→ **GIVEN PROBLEM**
Please print the lines of the records below verbatim, beginning at the line that has "message-line: 沒有喔 — [549, 639, 678, 690]" and stopping after the line that has "mountain-avatar-icon — [103, 345, 143, 385]".

→ **Bounding box annotations**
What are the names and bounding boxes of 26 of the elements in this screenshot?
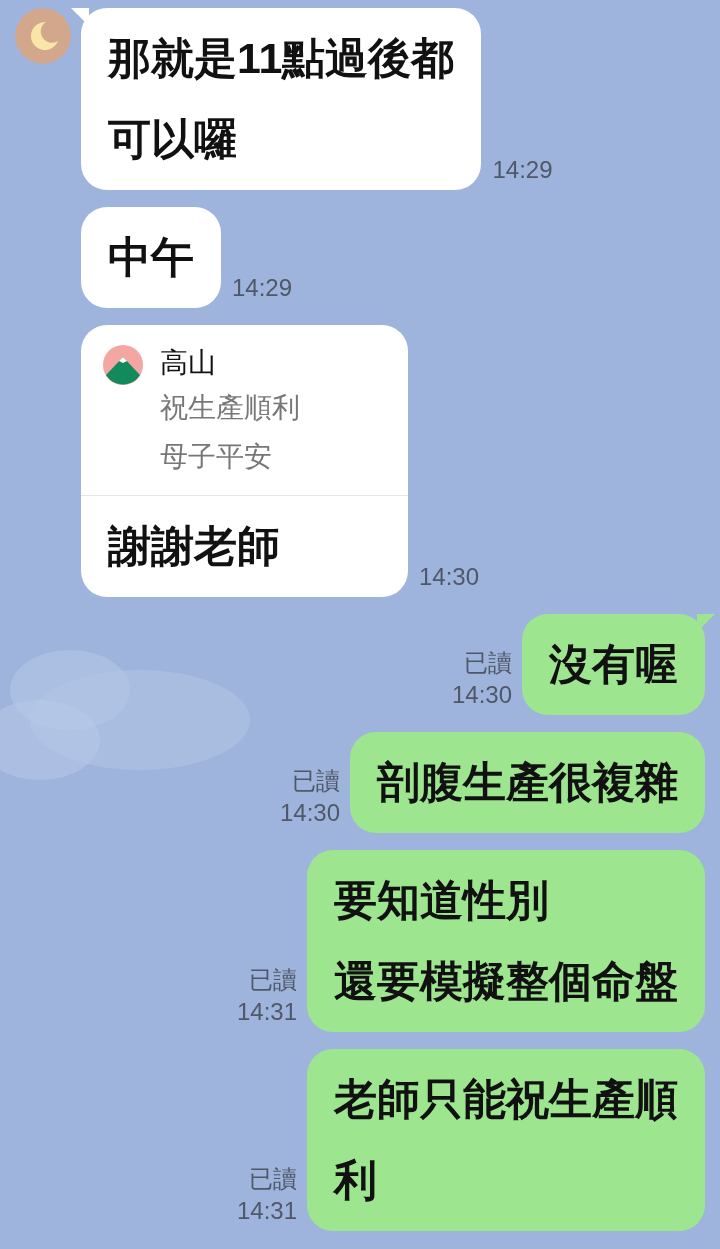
message-line: 沒有喔 — [549, 639, 678, 690]
quoted-sender-name: 高山 — [160, 346, 217, 380]
message-line: 那就是11點過後都 — [108, 33, 455, 84]
message-time: 14:31 — [236, 1196, 297, 1226]
read-receipt: 已讀 — [464, 648, 512, 678]
read-receipt: 已讀 — [249, 965, 297, 995]
message-line: 謝謝老師 — [108, 521, 281, 572]
mountain-avatar-icon — [103, 345, 143, 385]
message-line: 要知道性別 — [334, 875, 550, 926]
moon-avatar-icon[interactable] — [15, 8, 71, 64]
quoted-message-line: 母子平安 — [160, 440, 273, 474]
message-line: 中午 — [108, 232, 194, 283]
message-line: 利 — [334, 1155, 378, 1206]
message-line: 剖腹生產很複雜 — [377, 757, 678, 808]
quoted-message-line: 祝生產順利 — [160, 391, 300, 425]
message-time: 14:31 — [236, 997, 297, 1027]
message-time: 14:30 — [419, 562, 480, 592]
message-time: 14:30 — [451, 680, 512, 710]
message-line: 還要模擬整個命盤 — [334, 956, 678, 1007]
message-time: 14:29 — [492, 155, 553, 185]
message-time: 14:30 — [279, 798, 340, 828]
message-time: 14:29 — [232, 273, 293, 303]
read-receipt: 已讀 — [292, 766, 340, 796]
message-line: 老師只能祝生產順 — [334, 1074, 678, 1125]
message-line: 可以囉 — [108, 114, 238, 165]
read-receipt: 已讀 — [249, 1164, 297, 1194]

→ **WRITTEN SOLUTION**
message-line: 沒有喔 — [549, 639, 678, 690]
quoted-sender-name: 高山 — [160, 346, 217, 380]
message-line: 那就是11點過後都 — [108, 33, 455, 84]
message-time: 14:31 — [236, 1196, 297, 1226]
read-receipt: 已讀 — [464, 648, 512, 678]
read-receipt: 已讀 — [249, 965, 297, 995]
message-line: 謝謝老師 — [108, 521, 281, 572]
mountain-avatar-icon — [103, 345, 143, 385]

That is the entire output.